▶ **Given exercise**: Find every line of the listing below where "sens" appears, and copy it.
[Start of Records supplied]
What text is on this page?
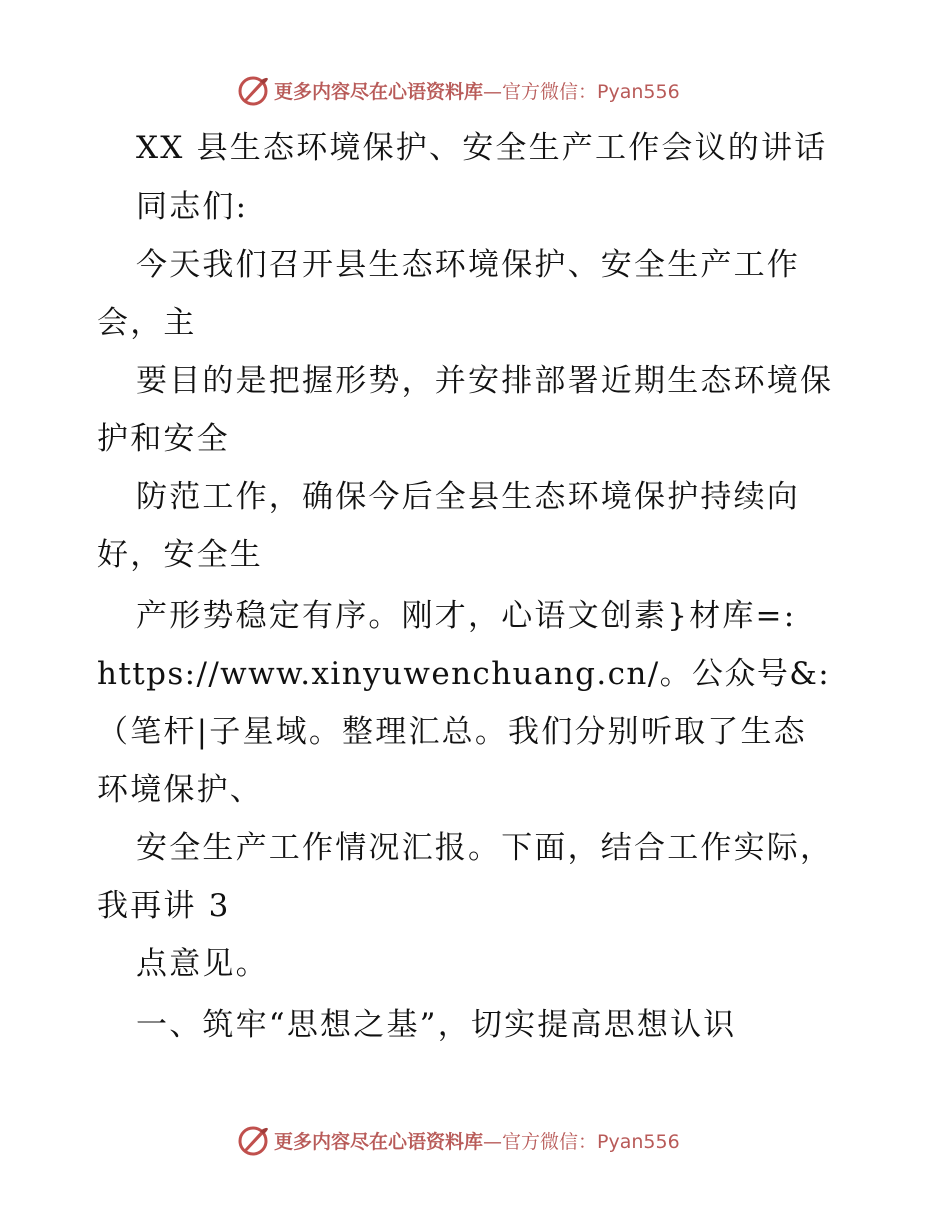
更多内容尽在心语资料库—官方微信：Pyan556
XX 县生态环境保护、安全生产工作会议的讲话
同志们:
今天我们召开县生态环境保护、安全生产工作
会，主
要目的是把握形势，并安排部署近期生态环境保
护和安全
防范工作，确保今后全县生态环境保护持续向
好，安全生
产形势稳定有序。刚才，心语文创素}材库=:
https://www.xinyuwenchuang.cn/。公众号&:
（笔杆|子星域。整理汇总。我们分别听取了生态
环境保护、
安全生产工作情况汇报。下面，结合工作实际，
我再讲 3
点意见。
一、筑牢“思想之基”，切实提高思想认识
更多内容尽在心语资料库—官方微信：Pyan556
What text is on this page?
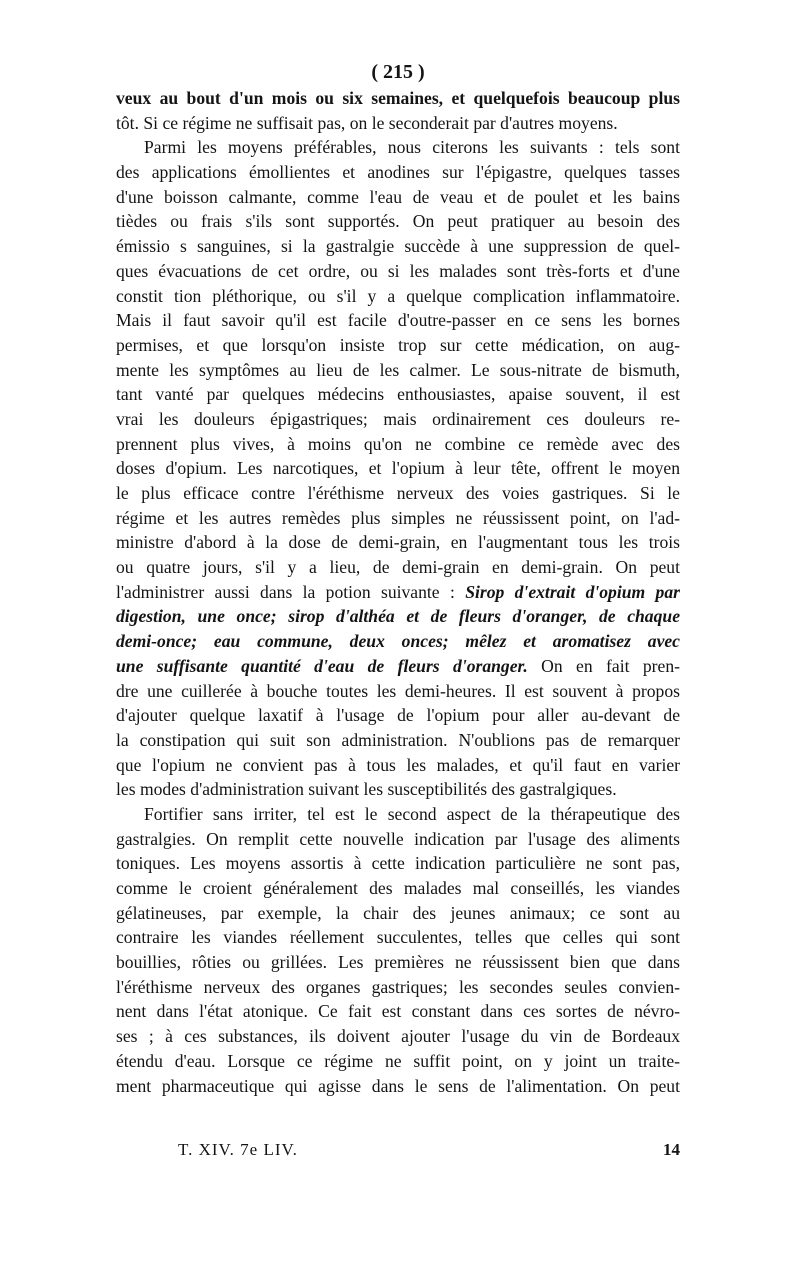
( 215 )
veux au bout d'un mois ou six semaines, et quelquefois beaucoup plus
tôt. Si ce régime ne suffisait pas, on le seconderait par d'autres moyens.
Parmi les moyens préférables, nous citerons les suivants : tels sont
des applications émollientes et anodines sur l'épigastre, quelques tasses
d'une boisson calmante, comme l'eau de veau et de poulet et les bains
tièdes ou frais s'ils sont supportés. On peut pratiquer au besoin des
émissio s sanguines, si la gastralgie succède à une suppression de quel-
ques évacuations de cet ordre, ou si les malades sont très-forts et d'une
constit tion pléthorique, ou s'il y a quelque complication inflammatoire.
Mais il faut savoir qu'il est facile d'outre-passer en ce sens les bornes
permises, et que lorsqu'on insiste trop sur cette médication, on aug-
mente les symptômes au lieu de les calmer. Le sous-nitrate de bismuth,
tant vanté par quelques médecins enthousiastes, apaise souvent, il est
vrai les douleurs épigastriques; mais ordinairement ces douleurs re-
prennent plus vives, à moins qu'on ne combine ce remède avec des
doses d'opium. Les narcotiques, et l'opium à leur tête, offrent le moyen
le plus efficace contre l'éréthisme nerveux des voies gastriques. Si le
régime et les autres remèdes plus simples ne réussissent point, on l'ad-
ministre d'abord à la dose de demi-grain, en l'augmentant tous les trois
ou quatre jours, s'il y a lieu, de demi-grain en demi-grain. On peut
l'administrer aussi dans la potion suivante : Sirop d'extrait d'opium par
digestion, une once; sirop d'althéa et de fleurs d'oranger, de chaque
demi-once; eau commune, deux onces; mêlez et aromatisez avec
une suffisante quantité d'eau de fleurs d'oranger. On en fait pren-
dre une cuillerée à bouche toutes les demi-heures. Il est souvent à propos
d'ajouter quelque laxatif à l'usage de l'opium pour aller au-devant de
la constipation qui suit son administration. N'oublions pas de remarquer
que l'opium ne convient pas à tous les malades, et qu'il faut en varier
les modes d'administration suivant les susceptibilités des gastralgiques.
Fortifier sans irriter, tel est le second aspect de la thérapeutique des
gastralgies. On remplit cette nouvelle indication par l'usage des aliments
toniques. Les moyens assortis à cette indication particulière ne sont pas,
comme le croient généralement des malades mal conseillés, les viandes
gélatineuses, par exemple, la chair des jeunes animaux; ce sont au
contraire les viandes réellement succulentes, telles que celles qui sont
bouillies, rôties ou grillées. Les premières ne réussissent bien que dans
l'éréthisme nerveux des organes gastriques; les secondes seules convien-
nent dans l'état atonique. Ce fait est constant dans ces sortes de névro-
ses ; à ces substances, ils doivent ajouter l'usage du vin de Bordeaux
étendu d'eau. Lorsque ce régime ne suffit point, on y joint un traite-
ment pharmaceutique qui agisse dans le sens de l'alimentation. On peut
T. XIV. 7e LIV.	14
[End of Records supplied]
▶ **Exercise output**:
Mais il faut savoir qu'il est facile d'outre-passer en ce sens les bornes
ment pharmaceutique qui agisse dans le sens de l'alimentation. On peut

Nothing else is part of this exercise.